-- start MATERIAL TO PROCESS --
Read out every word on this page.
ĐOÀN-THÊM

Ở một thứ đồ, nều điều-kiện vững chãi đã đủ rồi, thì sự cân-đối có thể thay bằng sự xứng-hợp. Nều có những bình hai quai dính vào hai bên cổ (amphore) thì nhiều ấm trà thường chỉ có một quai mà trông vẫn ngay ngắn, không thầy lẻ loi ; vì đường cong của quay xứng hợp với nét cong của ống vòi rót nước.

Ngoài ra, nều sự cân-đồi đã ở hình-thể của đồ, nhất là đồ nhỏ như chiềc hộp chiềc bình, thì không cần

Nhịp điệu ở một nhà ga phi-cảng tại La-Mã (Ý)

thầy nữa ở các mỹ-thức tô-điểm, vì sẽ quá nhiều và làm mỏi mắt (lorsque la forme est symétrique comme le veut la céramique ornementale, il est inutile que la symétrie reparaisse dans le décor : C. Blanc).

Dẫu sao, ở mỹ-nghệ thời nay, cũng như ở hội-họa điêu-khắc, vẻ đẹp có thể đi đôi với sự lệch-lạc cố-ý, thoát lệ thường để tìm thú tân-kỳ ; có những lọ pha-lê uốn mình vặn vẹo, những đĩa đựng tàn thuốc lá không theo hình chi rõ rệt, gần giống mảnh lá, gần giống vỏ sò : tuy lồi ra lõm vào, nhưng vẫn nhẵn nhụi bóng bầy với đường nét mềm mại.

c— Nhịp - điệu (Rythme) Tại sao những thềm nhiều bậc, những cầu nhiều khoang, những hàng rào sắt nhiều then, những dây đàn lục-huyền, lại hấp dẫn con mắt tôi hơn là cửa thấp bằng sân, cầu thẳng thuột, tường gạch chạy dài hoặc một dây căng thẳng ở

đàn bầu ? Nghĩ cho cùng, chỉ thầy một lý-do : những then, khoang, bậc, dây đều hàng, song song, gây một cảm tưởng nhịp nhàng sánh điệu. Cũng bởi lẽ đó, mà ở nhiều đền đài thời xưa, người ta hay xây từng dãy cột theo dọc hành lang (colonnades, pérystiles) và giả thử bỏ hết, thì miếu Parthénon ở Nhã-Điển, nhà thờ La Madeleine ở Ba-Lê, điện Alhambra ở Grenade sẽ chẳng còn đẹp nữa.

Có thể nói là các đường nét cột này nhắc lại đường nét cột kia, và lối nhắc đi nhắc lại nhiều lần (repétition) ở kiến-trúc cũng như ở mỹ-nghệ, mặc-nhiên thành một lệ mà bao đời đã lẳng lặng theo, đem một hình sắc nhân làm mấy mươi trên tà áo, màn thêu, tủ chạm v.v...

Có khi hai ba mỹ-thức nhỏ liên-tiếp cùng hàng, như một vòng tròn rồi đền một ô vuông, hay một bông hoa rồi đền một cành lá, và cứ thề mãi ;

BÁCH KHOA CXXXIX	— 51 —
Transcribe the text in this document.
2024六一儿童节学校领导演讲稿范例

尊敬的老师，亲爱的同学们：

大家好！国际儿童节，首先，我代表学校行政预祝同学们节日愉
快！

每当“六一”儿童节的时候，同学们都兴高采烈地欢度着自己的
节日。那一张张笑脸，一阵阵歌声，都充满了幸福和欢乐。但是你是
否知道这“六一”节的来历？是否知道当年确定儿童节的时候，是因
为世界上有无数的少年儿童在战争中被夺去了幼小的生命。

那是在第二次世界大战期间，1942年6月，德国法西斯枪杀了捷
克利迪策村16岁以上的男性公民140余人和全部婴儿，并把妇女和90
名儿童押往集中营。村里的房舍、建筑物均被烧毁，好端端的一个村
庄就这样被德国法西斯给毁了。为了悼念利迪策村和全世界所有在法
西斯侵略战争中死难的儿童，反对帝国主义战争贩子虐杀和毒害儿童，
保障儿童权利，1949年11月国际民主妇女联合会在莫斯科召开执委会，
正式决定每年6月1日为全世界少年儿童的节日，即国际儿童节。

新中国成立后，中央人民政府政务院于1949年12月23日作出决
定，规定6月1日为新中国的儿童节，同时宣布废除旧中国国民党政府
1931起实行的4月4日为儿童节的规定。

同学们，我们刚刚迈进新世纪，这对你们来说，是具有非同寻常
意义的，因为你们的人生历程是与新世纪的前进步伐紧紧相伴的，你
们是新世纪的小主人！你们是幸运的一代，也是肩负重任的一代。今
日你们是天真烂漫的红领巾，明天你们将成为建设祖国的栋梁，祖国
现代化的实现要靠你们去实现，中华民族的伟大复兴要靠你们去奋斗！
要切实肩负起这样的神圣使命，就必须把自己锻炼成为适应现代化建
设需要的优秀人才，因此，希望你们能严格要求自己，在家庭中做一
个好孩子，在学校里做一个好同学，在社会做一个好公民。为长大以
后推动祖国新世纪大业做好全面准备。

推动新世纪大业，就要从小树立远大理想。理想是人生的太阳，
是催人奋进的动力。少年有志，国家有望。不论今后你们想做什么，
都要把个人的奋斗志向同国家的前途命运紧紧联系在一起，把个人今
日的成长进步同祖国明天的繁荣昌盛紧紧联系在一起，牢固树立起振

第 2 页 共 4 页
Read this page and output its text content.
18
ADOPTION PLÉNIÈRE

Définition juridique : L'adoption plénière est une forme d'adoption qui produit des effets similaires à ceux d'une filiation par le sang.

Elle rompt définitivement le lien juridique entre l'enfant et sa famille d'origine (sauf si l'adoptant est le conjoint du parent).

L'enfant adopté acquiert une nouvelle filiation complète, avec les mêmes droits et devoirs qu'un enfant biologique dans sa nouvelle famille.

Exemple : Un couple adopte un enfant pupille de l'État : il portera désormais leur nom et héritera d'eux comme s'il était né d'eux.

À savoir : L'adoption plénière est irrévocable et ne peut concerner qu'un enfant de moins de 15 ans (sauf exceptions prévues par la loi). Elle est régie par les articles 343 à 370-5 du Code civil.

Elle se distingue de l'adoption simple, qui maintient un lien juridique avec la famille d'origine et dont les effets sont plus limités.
-- end MATERIAL TO PROCESS --
Quote, word for word, every line starting at the one that contains "Read this page and output its text content." and ending with the final line of the entries.

Read this page and output its text content.
18
ADOPTION PLÉNIÈRE

Définition juridique : L'adoption plénière est une forme d'adoption qui produit des effets similaires à ceux d'une filiation par le sang.

Elle rompt définitivement le lien juridique entre l'enfant et sa famille d'origine (sauf si l'adoptant est le conjoint du parent).

L'enfant adopté acquiert une nouvelle filiation complète, avec les mêmes droits et devoirs qu'un enfant biologique dans sa nouvelle famille.

Exemple : Un couple adopte un enfant pupille de l'État : il portera désormais leur nom et héritera d'eux comme s'il était né d'eux.

À savoir : L'adoption plénière est irrévocable et ne peut concerner qu'un enfant de moins de 15 ans (sauf exceptions prévues par la loi). Elle est régie par les articles 343 à 370-5 du Code civil.

Elle se distingue de l'adoption simple, qui maintient un lien juridique avec la famille d'origine et dont les effets sont plus limités.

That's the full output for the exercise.